▸ **Quoted passage**
--- START ---

TE is a well known complication in adult patients with cancer. With the exception of acute lymphoblastic leukemia (ALL), the knowledge about TE in childhood cancer is still limited. ALL has the highest rate of TE in childhood that is not necessarily related to the use of a CVC. In contrast, brain tumors have a rather low incidence of thrombosis with or without CVC.35 An overall estimation looks at a risk of up to 16%.36 

TE in cancer is the result of complex interactions of a variety of factors such as the malignancy itself, chemotherapy and its side effects including infections or dehydration, CVCs, the unbalanced hemostatic system with predominant hypercoagulability as well as possible hereditary thrombophilia. The impact of the different types of childhood malignancy on the hemostatic system is still not well understood. Most reports are regarding ALL and show the highest risk for TE under ALL/non-Hodgkin lymphoma (NHL) treatment is during induction and re-induction therapy that contains l-asparaginase, the most common site being the upper deep venous system and the cerebral veins.

3. Thrombosis and antiphospholipid syndrome (APS)

APS is an antibody-mediated thrombophilic state characterized by specific clinical manifestations of venous, arterial or small vessel TE at any site as well as the presence of antiphospholipid antibodies (APA) in the blood. In addition to DVT, acute ischemic stroke or transient ischemic attack are characteristic. APS is often associated with a number of autoimmune disorders.37 APS in women causes adverse pregnancy outcome including unexplained still birth or prematurity because of severe placental insufficiency (multiple infarction) or severe (pre)eclampsia. APS is classified as primary and secondary; the clinical picture, however, is the same. Patients with no underlying disease are diagnosed as primary APS. Secondary APS refers to patients with underlying autoimmune (mainly rheumatologic) disorders as well as viral and bacterial infections or cancer.

All proposed pathophysiological mechanisms share the binding of the APA to anionic protein-phospholipid-complexes, leading to activation of endothelial cells, platelets and prothrombin, interference with natural inhibitory pathways and fibrinolysis, and disruption of the binding of annexin V to phospholipids coating the vascular system.38,39 There are clinical/laboratory diagnostic and therapeutic criteria for adults37 that do not apply equally for children. There have been recent reports on gene expression profiles to identify subtle distinctions in order to define the clinical relevance of different APA.40,41 Apart from DVT as the most frequent clinical symptom in children along with the presence of LAC and high risk of recurrence without adequate long-term anticoagulation, there is a subgroup of children presenting with perinatal stroke and no risk of recurrence independent of secondary antithrombotic prophylaxis.42 This underlines the discordance to adults and the need for diagnostic and therapeutic guidelines to be defined for pediatric patients.

--- END ---

▸ **Stored entries**
--- START ---

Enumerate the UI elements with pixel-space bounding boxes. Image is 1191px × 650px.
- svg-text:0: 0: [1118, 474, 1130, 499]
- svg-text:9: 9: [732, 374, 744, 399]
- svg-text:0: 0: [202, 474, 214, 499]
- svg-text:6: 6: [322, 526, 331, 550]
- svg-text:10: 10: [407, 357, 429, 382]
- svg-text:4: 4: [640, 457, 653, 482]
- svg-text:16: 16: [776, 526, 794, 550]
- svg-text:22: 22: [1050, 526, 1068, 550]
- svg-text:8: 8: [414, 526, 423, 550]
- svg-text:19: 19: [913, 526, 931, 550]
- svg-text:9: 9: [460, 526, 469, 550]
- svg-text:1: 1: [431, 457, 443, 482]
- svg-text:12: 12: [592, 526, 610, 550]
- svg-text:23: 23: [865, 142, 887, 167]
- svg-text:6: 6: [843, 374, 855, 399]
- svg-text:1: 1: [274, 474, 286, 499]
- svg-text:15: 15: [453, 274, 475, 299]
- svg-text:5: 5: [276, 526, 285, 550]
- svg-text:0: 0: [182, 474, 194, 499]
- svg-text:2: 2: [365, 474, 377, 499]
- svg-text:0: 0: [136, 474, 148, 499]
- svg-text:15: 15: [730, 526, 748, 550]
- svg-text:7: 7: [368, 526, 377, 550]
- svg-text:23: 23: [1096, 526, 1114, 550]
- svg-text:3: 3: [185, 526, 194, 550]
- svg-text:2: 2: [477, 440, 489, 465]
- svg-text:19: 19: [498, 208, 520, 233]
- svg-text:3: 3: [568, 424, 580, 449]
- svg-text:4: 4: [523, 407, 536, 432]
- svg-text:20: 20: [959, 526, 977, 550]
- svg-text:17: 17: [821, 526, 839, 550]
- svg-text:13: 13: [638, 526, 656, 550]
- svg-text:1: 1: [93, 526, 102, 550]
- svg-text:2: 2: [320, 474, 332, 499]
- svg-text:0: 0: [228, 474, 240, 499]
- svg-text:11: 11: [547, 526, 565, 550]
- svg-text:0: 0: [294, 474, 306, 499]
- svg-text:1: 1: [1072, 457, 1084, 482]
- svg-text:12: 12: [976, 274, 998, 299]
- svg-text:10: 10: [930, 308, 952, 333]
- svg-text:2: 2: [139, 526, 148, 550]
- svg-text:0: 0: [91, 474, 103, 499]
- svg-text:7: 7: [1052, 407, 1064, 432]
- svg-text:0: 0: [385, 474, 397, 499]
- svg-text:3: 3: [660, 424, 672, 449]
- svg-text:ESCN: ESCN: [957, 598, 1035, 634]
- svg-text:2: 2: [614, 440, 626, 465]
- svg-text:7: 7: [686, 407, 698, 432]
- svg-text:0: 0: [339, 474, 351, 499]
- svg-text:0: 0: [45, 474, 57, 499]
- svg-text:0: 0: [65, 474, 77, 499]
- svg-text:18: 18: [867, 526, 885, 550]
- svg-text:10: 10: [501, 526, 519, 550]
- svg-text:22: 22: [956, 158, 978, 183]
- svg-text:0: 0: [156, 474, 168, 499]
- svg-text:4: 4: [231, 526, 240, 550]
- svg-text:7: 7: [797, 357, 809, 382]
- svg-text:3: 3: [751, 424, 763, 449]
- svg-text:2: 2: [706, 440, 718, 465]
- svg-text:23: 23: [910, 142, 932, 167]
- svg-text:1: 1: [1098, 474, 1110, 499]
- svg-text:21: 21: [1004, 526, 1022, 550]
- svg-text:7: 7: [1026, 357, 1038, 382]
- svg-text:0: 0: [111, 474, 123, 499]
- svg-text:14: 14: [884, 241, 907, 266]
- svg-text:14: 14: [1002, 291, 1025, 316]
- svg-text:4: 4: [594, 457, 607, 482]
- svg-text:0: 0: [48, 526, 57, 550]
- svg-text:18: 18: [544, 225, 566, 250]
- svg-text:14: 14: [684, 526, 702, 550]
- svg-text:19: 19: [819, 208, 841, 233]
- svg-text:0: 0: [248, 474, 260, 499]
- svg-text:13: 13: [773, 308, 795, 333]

--- END ---

▸ **To do**
Copy the passage on thrombosis in childhood cancer between "TE in cancer" and "the cerebral veins.", inclusive, changing "hemostatic system" to "coagulation system" throughout.

▸ **Task output**
TE in cancer is the result of complex interactions of a variety of factors such as the malignancy itself, chemotherapy and its side effects including infections or dehydration, CVCs, the unbalanced coagulation system with predominant hypercoagulability as well as possible hereditary thrombophilia. The impact of the different types of childhood malignancy on the coagulation system is still not well understood. Most reports are regarding ALL and show the highest risk for TE under ALL/non-Hodgkin lymphoma (NHL) treatment is during induction and re-induction therapy that contains l-asparaginase, the most common site being the upper deep venous system and the cerebral veins.